__What the exercise asks__
Pick out every line that holds the string "color" and copy it.
---------- Task input
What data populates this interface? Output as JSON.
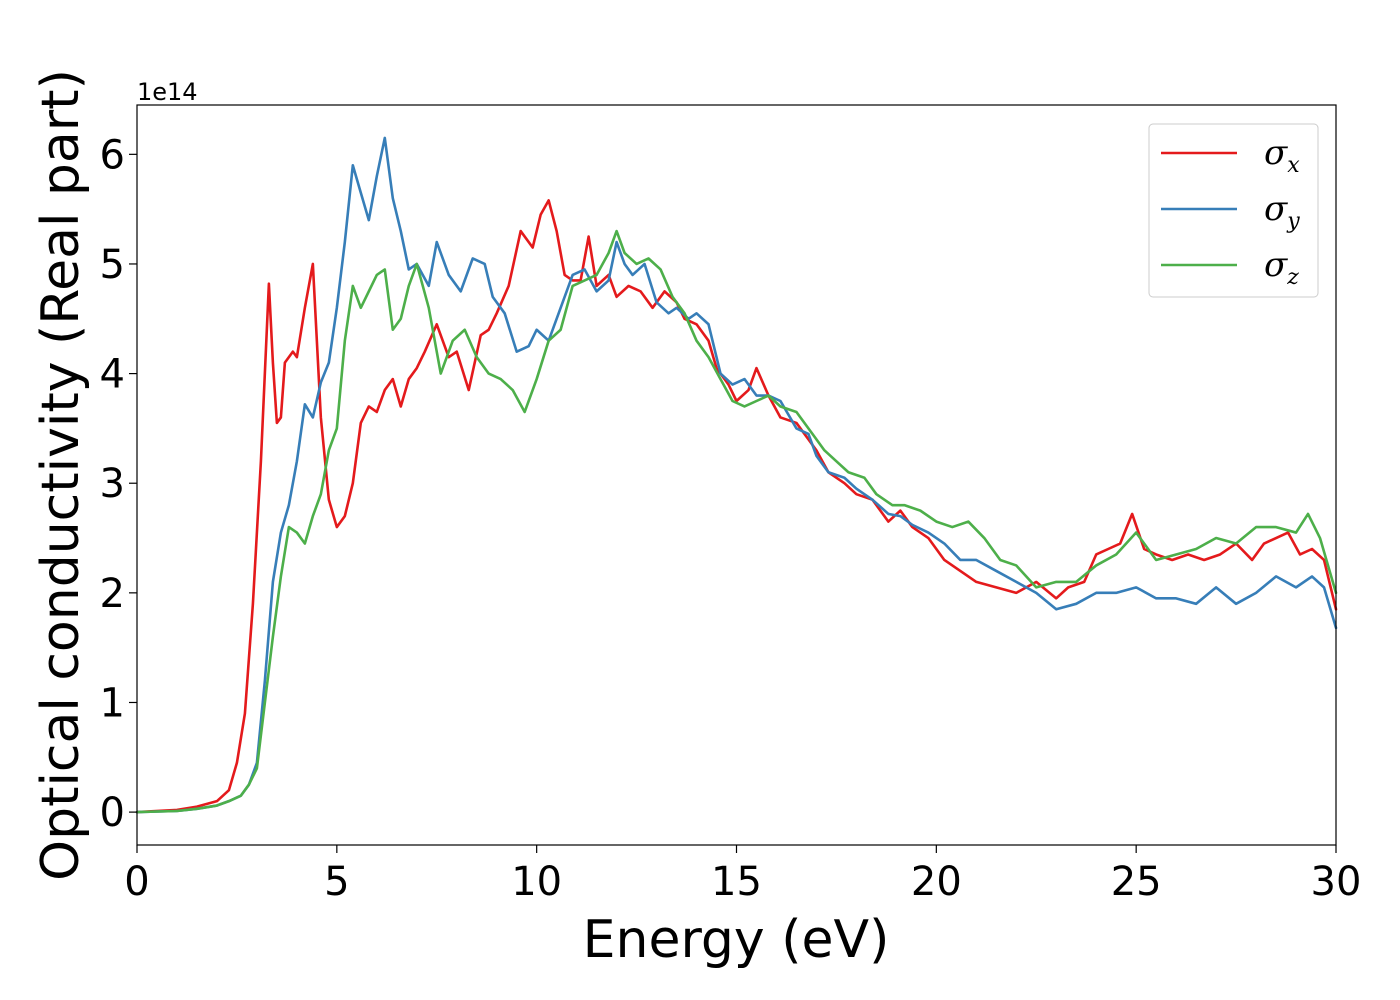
{
  "chart_data": {
    "type": "line",
    "title": "",
    "xlabel": "Energy (eV)",
    "ylabel": "Optical conductivity (Real part)",
    "y_offset_text": "1e14",
    "xlim": [
      0,
      30
    ],
    "ylim": [
      -0.3,
      6.45
    ],
    "x_ticks": [
      0,
      5,
      10,
      15,
      20,
      25,
      30
    ],
    "x_tick_labels": [
      "0",
      "5",
      "10",
      "15",
      "20",
      "25",
      "30"
    ],
    "y_ticks": [
      0,
      1,
      2,
      3,
      4,
      5,
      6
    ],
    "y_tick_labels": [
      "0",
      "1",
      "2",
      "3",
      "4",
      "5",
      "6"
    ],
    "grid": false,
    "legend_position": "top-right",
    "series": [
      {
        "name": "σx",
        "symbol": "σ",
        "subscript": "x",
        "color": "#e41a1c",
        "x": [
          0,
          1,
          1.5,
          2,
          2.3,
          2.5,
          2.7,
          2.9,
          3.1,
          3.3,
          3.4,
          3.5,
          3.6,
          3.7,
          3.9,
          4.0,
          4.2,
          4.4,
          4.6,
          4.8,
          5.0,
          5.2,
          5.4,
          5.6,
          5.8,
          6.0,
          6.2,
          6.4,
          6.6,
          6.8,
          7.0,
          7.2,
          7.5,
          7.8,
          8.0,
          8.3,
          8.6,
          8.8,
          9.0,
          9.3,
          9.6,
          9.9,
          10.1,
          10.3,
          10.5,
          10.7,
          10.9,
          11.1,
          11.3,
          11.5,
          11.8,
          12.0,
          12.3,
          12.6,
          12.9,
          13.2,
          13.5,
          13.7,
          14.0,
          14.3,
          14.5,
          14.8,
          15.0,
          15.3,
          15.5,
          15.8,
          16.1,
          16.5,
          16.8,
          17.0,
          17.3,
          17.7,
          18.0,
          18.4,
          18.8,
          19.1,
          19.4,
          19.8,
          20.2,
          20.6,
          21.0,
          21.5,
          22.0,
          22.5,
          23.0,
          23.3,
          23.7,
          24.0,
          24.3,
          24.6,
          24.9,
          25.2,
          25.5,
          25.9,
          26.3,
          26.7,
          27.1,
          27.5,
          27.9,
          28.2,
          28.5,
          28.8,
          29.1,
          29.4,
          29.7,
          30.0
        ],
        "y": [
          0,
          0.02,
          0.05,
          0.1,
          0.2,
          0.45,
          0.9,
          1.9,
          3.2,
          4.82,
          4.1,
          3.55,
          3.6,
          4.1,
          4.2,
          4.15,
          4.6,
          5.0,
          3.6,
          2.85,
          2.6,
          2.7,
          3.0,
          3.55,
          3.7,
          3.65,
          3.85,
          3.95,
          3.7,
          3.95,
          4.05,
          4.2,
          4.45,
          4.15,
          4.2,
          3.85,
          4.35,
          4.4,
          4.55,
          4.8,
          5.3,
          5.15,
          5.45,
          5.58,
          5.3,
          4.9,
          4.85,
          4.85,
          5.25,
          4.8,
          4.9,
          4.7,
          4.8,
          4.75,
          4.6,
          4.75,
          4.65,
          4.5,
          4.45,
          4.3,
          4.05,
          3.9,
          3.75,
          3.85,
          4.05,
          3.8,
          3.6,
          3.55,
          3.4,
          3.3,
          3.1,
          3.0,
          2.9,
          2.85,
          2.65,
          2.75,
          2.6,
          2.5,
          2.3,
          2.2,
          2.1,
          2.05,
          2.0,
          2.1,
          1.95,
          2.05,
          2.1,
          2.35,
          2.4,
          2.45,
          2.72,
          2.4,
          2.35,
          2.3,
          2.35,
          2.3,
          2.35,
          2.45,
          2.3,
          2.45,
          2.5,
          2.55,
          2.35,
          2.4,
          2.3,
          1.85
        ]
      },
      {
        "name": "σy",
        "symbol": "σ",
        "subscript": "y",
        "color": "#377eb8",
        "x": [
          0,
          1,
          1.5,
          2,
          2.3,
          2.6,
          2.8,
          3.0,
          3.2,
          3.4,
          3.6,
          3.8,
          4.0,
          4.2,
          4.4,
          4.6,
          4.8,
          5.0,
          5.2,
          5.4,
          5.6,
          5.8,
          6.0,
          6.2,
          6.4,
          6.6,
          6.8,
          7.0,
          7.3,
          7.5,
          7.8,
          8.1,
          8.4,
          8.7,
          8.9,
          9.2,
          9.5,
          9.8,
          10.0,
          10.3,
          10.6,
          10.9,
          11.2,
          11.5,
          11.8,
          12.0,
          12.2,
          12.4,
          12.7,
          13.0,
          13.3,
          13.5,
          13.8,
          14.0,
          14.3,
          14.6,
          14.9,
          15.2,
          15.5,
          15.8,
          16.1,
          16.5,
          16.8,
          17.0,
          17.3,
          17.7,
          18.0,
          18.4,
          18.8,
          19.1,
          19.4,
          19.8,
          20.2,
          20.6,
          21.0,
          21.5,
          22.0,
          22.5,
          23.0,
          23.5,
          24.0,
          24.5,
          25.0,
          25.5,
          26.0,
          26.5,
          27.0,
          27.5,
          28.0,
          28.5,
          29.0,
          29.4,
          29.7,
          30.0
        ],
        "y": [
          0,
          0.01,
          0.03,
          0.06,
          0.1,
          0.15,
          0.25,
          0.45,
          1.2,
          2.1,
          2.55,
          2.8,
          3.2,
          3.72,
          3.6,
          3.92,
          4.1,
          4.6,
          5.2,
          5.9,
          5.65,
          5.4,
          5.8,
          6.15,
          5.6,
          5.3,
          4.95,
          5.0,
          4.8,
          5.2,
          4.9,
          4.75,
          5.05,
          5.0,
          4.7,
          4.55,
          4.2,
          4.25,
          4.4,
          4.3,
          4.6,
          4.9,
          4.95,
          4.75,
          4.85,
          5.2,
          5.0,
          4.9,
          5.0,
          4.65,
          4.55,
          4.6,
          4.5,
          4.55,
          4.45,
          4.0,
          3.9,
          3.95,
          3.8,
          3.8,
          3.75,
          3.5,
          3.45,
          3.25,
          3.1,
          3.05,
          2.95,
          2.85,
          2.72,
          2.7,
          2.62,
          2.55,
          2.45,
          2.3,
          2.3,
          2.2,
          2.1,
          2.0,
          1.85,
          1.9,
          2.0,
          2.0,
          2.05,
          1.95,
          1.95,
          1.9,
          2.05,
          1.9,
          2.0,
          2.15,
          2.05,
          2.15,
          2.05,
          1.68
        ]
      },
      {
        "name": "σz",
        "symbol": "σ",
        "subscript": "z",
        "color": "#4daf4a",
        "x": [
          0,
          1,
          1.5,
          2,
          2.3,
          2.6,
          2.8,
          3.0,
          3.2,
          3.4,
          3.6,
          3.8,
          4.0,
          4.2,
          4.4,
          4.6,
          4.8,
          5.0,
          5.2,
          5.4,
          5.6,
          5.8,
          6.0,
          6.2,
          6.4,
          6.6,
          6.8,
          7.0,
          7.3,
          7.6,
          7.9,
          8.2,
          8.5,
          8.8,
          9.1,
          9.4,
          9.7,
          10.0,
          10.3,
          10.6,
          10.9,
          11.2,
          11.5,
          11.8,
          12.0,
          12.2,
          12.5,
          12.8,
          13.1,
          13.4,
          13.7,
          14.0,
          14.3,
          14.6,
          14.9,
          15.2,
          15.5,
          15.8,
          16.1,
          16.5,
          16.9,
          17.2,
          17.5,
          17.8,
          18.2,
          18.5,
          18.9,
          19.2,
          19.6,
          20.0,
          20.4,
          20.8,
          21.2,
          21.6,
          22.0,
          22.5,
          23.0,
          23.5,
          24.0,
          24.5,
          25.0,
          25.5,
          26.0,
          26.5,
          27.0,
          27.5,
          28.0,
          28.5,
          29.0,
          29.3,
          29.6,
          30.0
        ],
        "y": [
          0,
          0.01,
          0.03,
          0.06,
          0.1,
          0.15,
          0.25,
          0.4,
          1.0,
          1.6,
          2.15,
          2.6,
          2.55,
          2.45,
          2.7,
          2.9,
          3.3,
          3.5,
          4.3,
          4.8,
          4.6,
          4.75,
          4.9,
          4.95,
          4.4,
          4.5,
          4.8,
          5.0,
          4.6,
          4.0,
          4.3,
          4.4,
          4.15,
          4.0,
          3.95,
          3.85,
          3.65,
          3.95,
          4.3,
          4.4,
          4.8,
          4.85,
          4.9,
          5.1,
          5.3,
          5.1,
          5.0,
          5.05,
          4.95,
          4.7,
          4.55,
          4.3,
          4.15,
          3.95,
          3.75,
          3.7,
          3.75,
          3.8,
          3.7,
          3.65,
          3.45,
          3.3,
          3.2,
          3.1,
          3.05,
          2.9,
          2.8,
          2.8,
          2.75,
          2.65,
          2.6,
          2.65,
          2.5,
          2.3,
          2.25,
          2.05,
          2.1,
          2.1,
          2.25,
          2.35,
          2.55,
          2.3,
          2.35,
          2.4,
          2.5,
          2.45,
          2.6,
          2.6,
          2.55,
          2.72,
          2.5,
          2.0
        ]
      }
    ]
  }
}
--------------------
__Result of this task__
        "color": "#e41a1c",
        "color": "#377eb8",
        "color": "#4daf4a",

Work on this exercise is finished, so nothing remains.